Dataset records
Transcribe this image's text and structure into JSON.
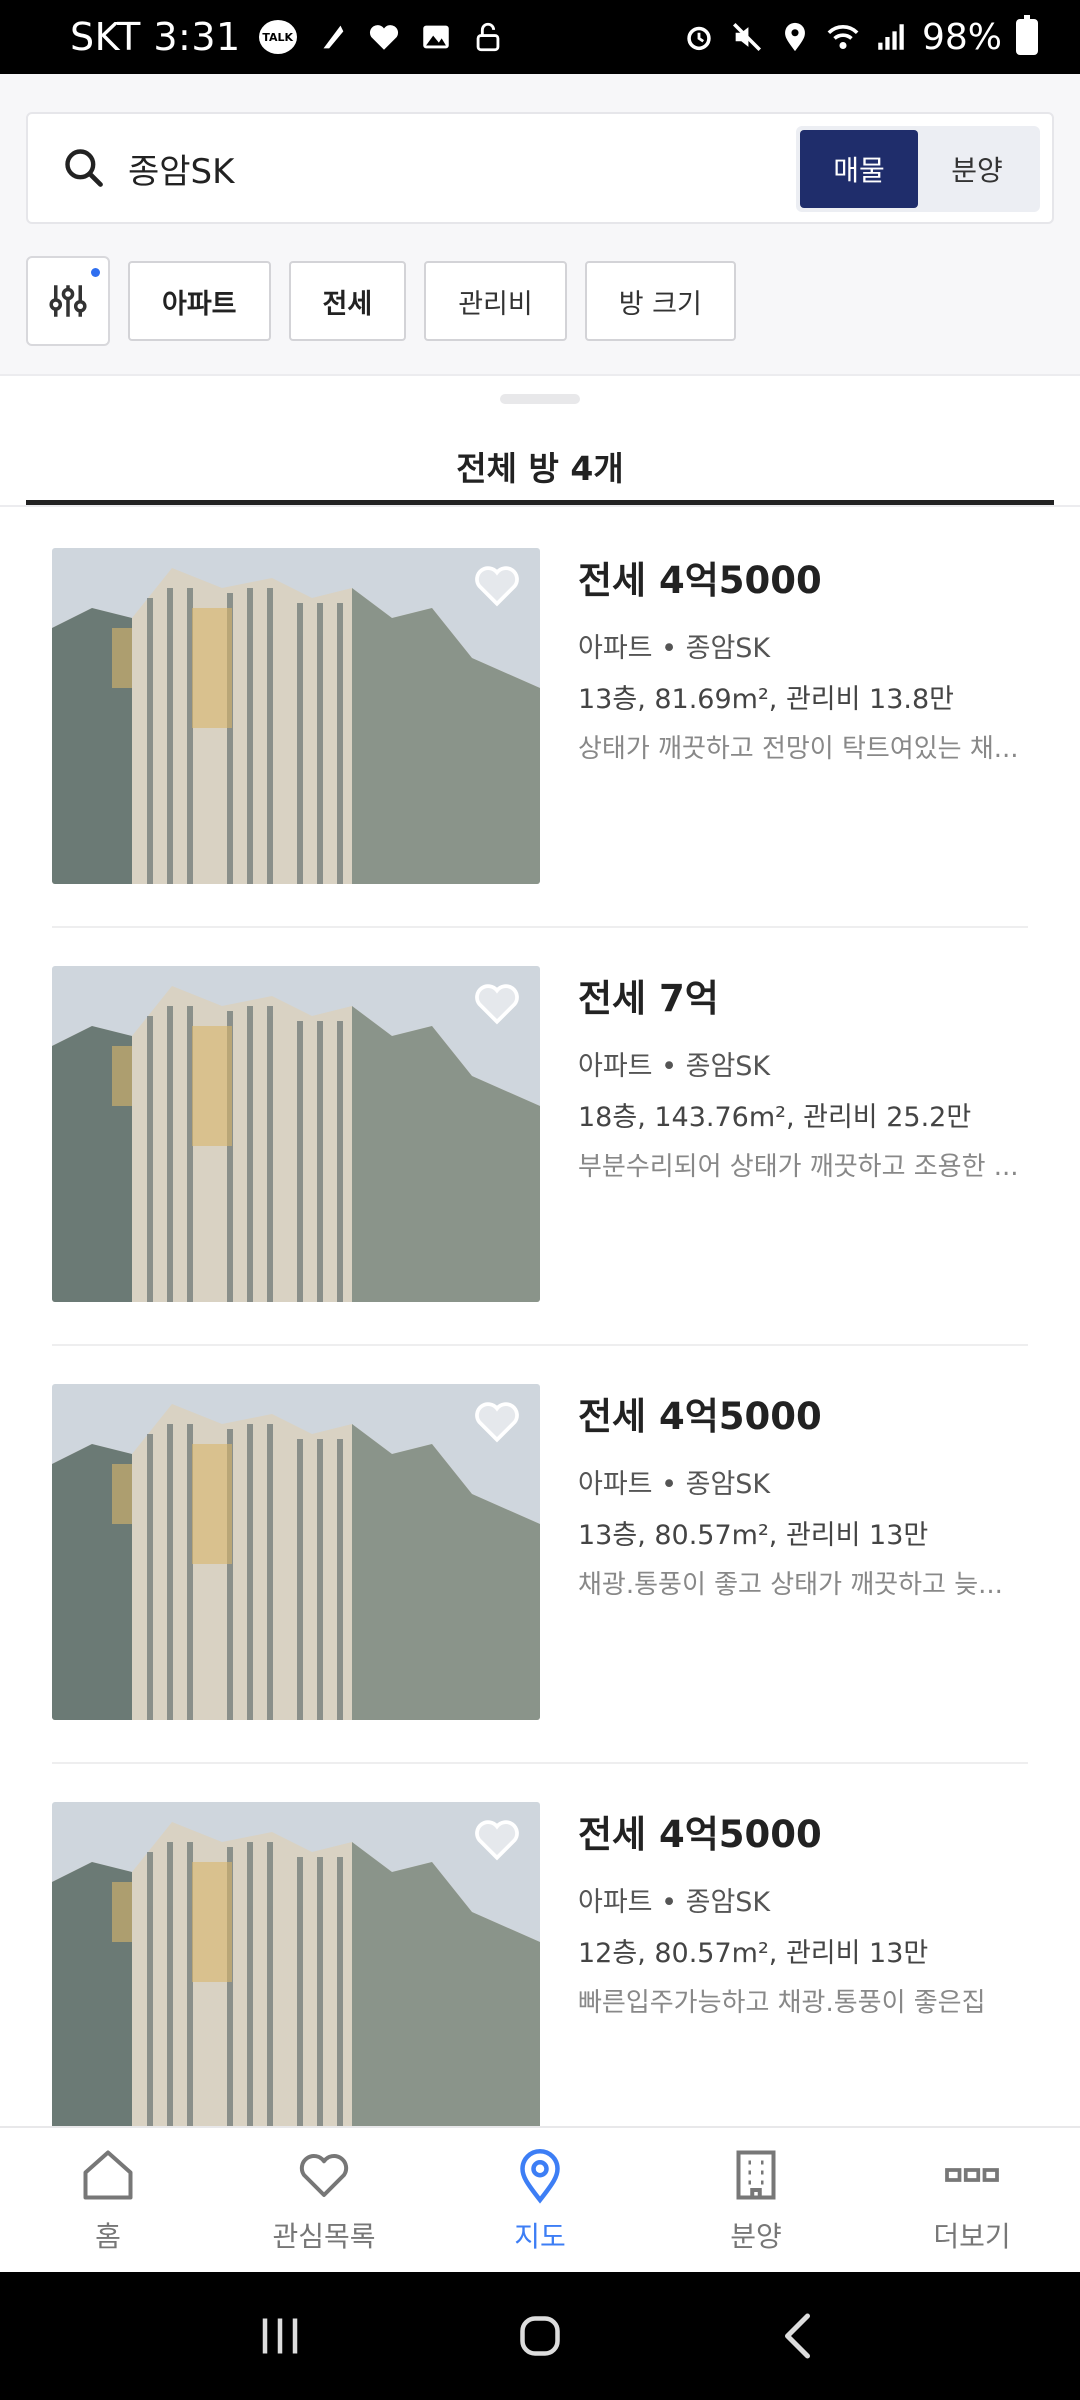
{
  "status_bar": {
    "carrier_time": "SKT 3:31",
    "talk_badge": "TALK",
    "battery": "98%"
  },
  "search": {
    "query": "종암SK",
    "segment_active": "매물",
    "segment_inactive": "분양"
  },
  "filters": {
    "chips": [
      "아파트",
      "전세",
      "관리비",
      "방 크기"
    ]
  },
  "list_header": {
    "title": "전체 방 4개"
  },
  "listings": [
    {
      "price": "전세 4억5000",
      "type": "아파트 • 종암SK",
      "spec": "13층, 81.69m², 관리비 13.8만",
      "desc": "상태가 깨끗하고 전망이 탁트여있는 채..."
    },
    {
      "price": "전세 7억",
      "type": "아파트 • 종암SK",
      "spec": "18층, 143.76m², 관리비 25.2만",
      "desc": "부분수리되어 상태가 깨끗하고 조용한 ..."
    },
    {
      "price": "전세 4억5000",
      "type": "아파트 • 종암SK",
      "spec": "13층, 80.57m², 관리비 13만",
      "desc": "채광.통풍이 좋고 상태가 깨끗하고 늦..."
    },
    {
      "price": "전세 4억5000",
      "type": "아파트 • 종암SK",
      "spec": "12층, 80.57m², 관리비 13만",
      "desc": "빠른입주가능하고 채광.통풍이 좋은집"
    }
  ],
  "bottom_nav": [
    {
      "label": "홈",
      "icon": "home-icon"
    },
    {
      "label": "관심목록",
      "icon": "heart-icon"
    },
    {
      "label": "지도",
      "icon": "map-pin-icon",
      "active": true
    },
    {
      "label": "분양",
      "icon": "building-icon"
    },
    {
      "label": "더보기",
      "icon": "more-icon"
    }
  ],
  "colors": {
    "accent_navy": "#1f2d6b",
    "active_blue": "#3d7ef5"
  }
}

[Directive]: Copy the records word for word, leaving no picture in the copy.

[Written solution]:
Transcribe this image's text and structure into JSON.
{
  "status_bar": {
    "carrier_time": "SKT 3:31",
    "talk_badge": "TALK",
    "battery": "98%"
  },
  "search": {
    "query": "종암SK",
    "segment_active": "매물",
    "segment_inactive": "분양"
  },
  "filters": {
    "chips": [
      "아파트",
      "전세",
      "관리비",
      "방 크기"
    ]
  },
  "list_header": {
    "title": "전체 방 4개"
  },
  "listings": [
    {
      "price": "전세 4억5000",
      "type": "아파트 • 종암SK",
      "spec": "13층, 81.69m², 관리비 13.8만",
      "desc": "상태가 깨끗하고 전망이 탁트여있는 채..."
    },
    {
      "price": "전세 7억",
      "type": "아파트 • 종암SK",
      "spec": "18층, 143.76m², 관리비 25.2만",
      "desc": "부분수리되어 상태가 깨끗하고 조용한 ..."
    },
    {
      "price": "전세 4억5000",
      "type": "아파트 • 종암SK",
      "spec": "13층, 80.57m², 관리비 13만",
      "desc": "채광.통풍이 좋고 상태가 깨끗하고 늦..."
    },
    {
      "price": "전세 4억5000",
      "type": "아파트 • 종암SK",
      "spec": "12층, 80.57m², 관리비 13만",
      "desc": "빠른입주가능하고 채광.통풍이 좋은집"
    }
  ],
  "bottom_nav": [
    {
      "label": "홈",
      "icon": "home-icon"
    },
    {
      "label": "관심목록",
      "icon": "heart-icon"
    },
    {
      "label": "지도",
      "icon": "map-pin-icon",
      "active": true
    },
    {
      "label": "분양",
      "icon": "building-icon"
    },
    {
      "label": "더보기",
      "icon": "more-icon"
    }
  ],
  "colors": {
    "accent_navy": "#1f2d6b",
    "active_blue": "#3d7ef5"
  }
}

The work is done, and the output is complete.